[A run of records]
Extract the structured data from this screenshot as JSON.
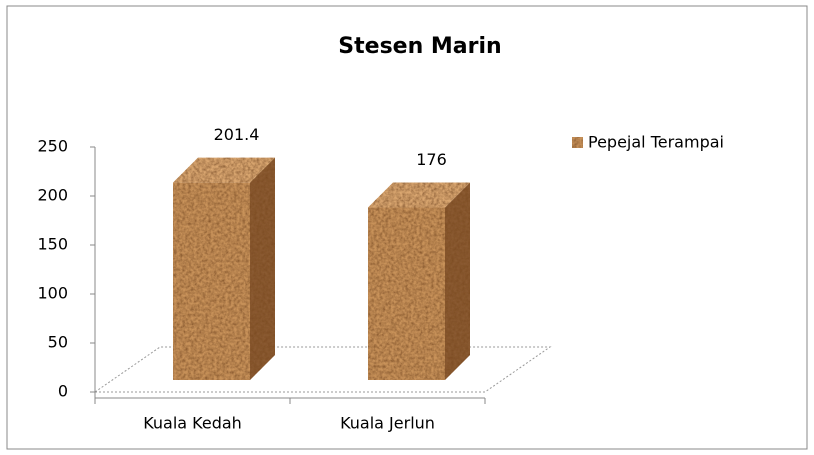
{
  "chart_data": {
    "type": "bar3d",
    "title": "Stesen Marin",
    "categories": [
      "Kuala Kedah",
      "Kuala Jerlun"
    ],
    "series": [
      {
        "name": "Pepejal Terampai",
        "color": "#c8925a",
        "values": [
          201.4,
          176
        ]
      }
    ],
    "ylim": [
      0,
      250
    ],
    "yticks": [
      0,
      50,
      100,
      150,
      200,
      250
    ],
    "legend": "right"
  }
}
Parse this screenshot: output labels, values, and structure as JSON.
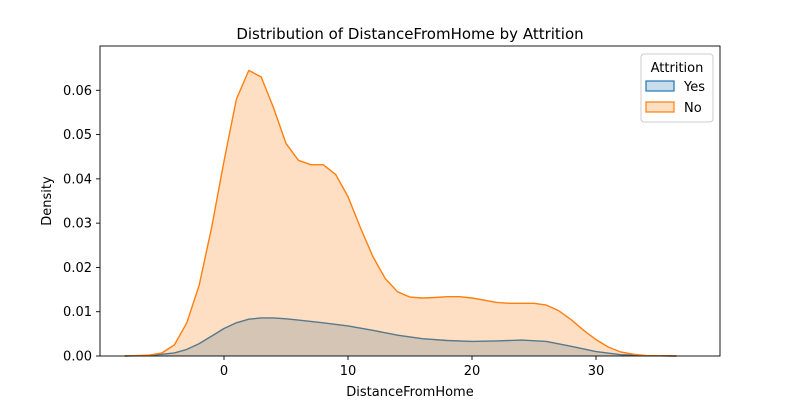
{
  "chart_data": {
    "type": "area",
    "title": "Distribution of DistanceFromHome by Attrition",
    "xlabel": "DistanceFromHome",
    "ylabel": "Density",
    "xlim": [
      -10,
      40
    ],
    "ylim": [
      0,
      0.07
    ],
    "xticks": [
      0,
      10,
      20,
      30
    ],
    "yticks": [
      0.0,
      0.01,
      0.02,
      0.03,
      0.04,
      0.05,
      0.06
    ],
    "ytick_labels": [
      "0.00",
      "0.01",
      "0.02",
      "0.03",
      "0.04",
      "0.05",
      "0.06"
    ],
    "grid": false,
    "legend": {
      "title": "Attrition",
      "position": "top-right"
    },
    "series": [
      {
        "name": "Yes",
        "color": "#1f77b4",
        "fill": "#1f77b4",
        "x": [
          -8,
          -6,
          -4,
          -3,
          -2,
          -1,
          0,
          1,
          2,
          3,
          4,
          5,
          6,
          8,
          10,
          12,
          14,
          16,
          18,
          20,
          22,
          24,
          26,
          28,
          30,
          32,
          34,
          36.5
        ],
        "y": [
          0,
          0.0001,
          0.0007,
          0.0015,
          0.0028,
          0.0045,
          0.0062,
          0.0075,
          0.0083,
          0.0086,
          0.0086,
          0.0084,
          0.0081,
          0.0075,
          0.0068,
          0.0058,
          0.0047,
          0.0039,
          0.0035,
          0.0033,
          0.0034,
          0.0036,
          0.0033,
          0.0022,
          0.001,
          0.0003,
          0.0001,
          0
        ]
      },
      {
        "name": "No",
        "color": "#ff7f0e",
        "fill": "#ff7f0e",
        "x": [
          -8,
          -6,
          -5,
          -4,
          -3,
          -2,
          -1,
          0,
          1,
          2,
          3,
          4,
          5,
          6,
          7,
          8,
          9,
          10,
          11,
          12,
          13,
          14,
          15,
          16,
          17,
          18,
          19,
          20,
          21,
          22,
          23,
          24,
          25,
          26,
          27,
          28,
          29,
          30,
          31,
          32,
          33,
          34,
          36.5
        ],
        "y": [
          0,
          0.0002,
          0.0007,
          0.0025,
          0.0075,
          0.016,
          0.029,
          0.044,
          0.058,
          0.0645,
          0.063,
          0.056,
          0.048,
          0.0442,
          0.0432,
          0.0432,
          0.041,
          0.036,
          0.029,
          0.0225,
          0.0175,
          0.0145,
          0.0133,
          0.0131,
          0.0132,
          0.0134,
          0.0134,
          0.0131,
          0.0126,
          0.0121,
          0.0119,
          0.0119,
          0.0119,
          0.0115,
          0.0102,
          0.0082,
          0.0058,
          0.0037,
          0.002,
          0.0009,
          0.0004,
          0.0001,
          0
        ]
      }
    ]
  }
}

**TASK TO CARRY OUT:** Give every line back word for word and leave the pictures out.

**COMPLETE RESPONSE:**
Extract the structured data from this screenshot as JSON.
{
  "chart_data": {
    "type": "bar3d",
    "title": "Stesen Marin",
    "categories": [
      "Kuala Kedah",
      "Kuala Jerlun"
    ],
    "series": [
      {
        "name": "Pepejal Terampai",
        "color": "#c8925a",
        "values": [
          201.4,
          176
        ]
      }
    ],
    "ylim": [
      0,
      250
    ],
    "yticks": [
      0,
      50,
      100,
      150,
      200,
      250
    ],
    "legend": "right"
  }
}
Parse this screenshot: output labels, values, and structure as JSON.
{
  "chart_data": {
    "type": "area",
    "title": "Distribution of DistanceFromHome by Attrition",
    "xlabel": "DistanceFromHome",
    "ylabel": "Density",
    "xlim": [
      -10,
      40
    ],
    "ylim": [
      0,
      0.07
    ],
    "xticks": [
      0,
      10,
      20,
      30
    ],
    "yticks": [
      0.0,
      0.01,
      0.02,
      0.03,
      0.04,
      0.05,
      0.06
    ],
    "ytick_labels": [
      "0.00",
      "0.01",
      "0.02",
      "0.03",
      "0.04",
      "0.05",
      "0.06"
    ],
    "grid": false,
    "legend": {
      "title": "Attrition",
      "position": "top-right"
    },
    "series": [
      {
        "name": "Yes",
        "color": "#1f77b4",
        "fill": "#1f77b4",
        "x": [
          -8,
          -6,
          -4,
          -3,
          -2,
          -1,
          0,
          1,
          2,
          3,
          4,
          5,
          6,
          8,
          10,
          12,
          14,
          16,
          18,
          20,
          22,
          24,
          26,
          28,
          30,
          32,
          34,
          36.5
        ],
        "y": [
          0,
          0.0001,
          0.0007,
          0.0015,
          0.0028,
          0.0045,
          0.0062,
          0.0075,
          0.0083,
          0.0086,
          0.0086,
          0.0084,
          0.0081,
          0.0075,
          0.0068,
          0.0058,
          0.0047,
          0.0039,
          0.0035,
          0.0033,
          0.0034,
          0.0036,
          0.0033,
          0.0022,
          0.001,
          0.0003,
          0.0001,
          0
        ]
      },
      {
        "name": "No",
        "color": "#ff7f0e",
        "fill": "#ff7f0e",
        "x": [
          -8,
          -6,
          -5,
          -4,
          -3,
          -2,
          -1,
          0,
          1,
          2,
          3,
          4,
          5,
          6,
          7,
          8,
          9,
          10,
          11,
          12,
          13,
          14,
          15,
          16,
          17,
          18,
          19,
          20,
          21,
          22,
          23,
          24,
          25,
          26,
          27,
          28,
          29,
          30,
          31,
          32,
          33,
          34,
          36.5
        ],
        "y": [
          0,
          0.0002,
          0.0007,
          0.0025,
          0.0075,
          0.016,
          0.029,
          0.044,
          0.058,
          0.0645,
          0.063,
          0.056,
          0.048,
          0.0442,
          0.0432,
          0.0432,
          0.041,
          0.036,
          0.029,
          0.0225,
          0.0175,
          0.0145,
          0.0133,
          0.0131,
          0.0132,
          0.0134,
          0.0134,
          0.0131,
          0.0126,
          0.0121,
          0.0119,
          0.0119,
          0.0119,
          0.0115,
          0.0102,
          0.0082,
          0.0058,
          0.0037,
          0.002,
          0.0009,
          0.0004,
          0.0001,
          0
        ]
      }
    ]
  }
}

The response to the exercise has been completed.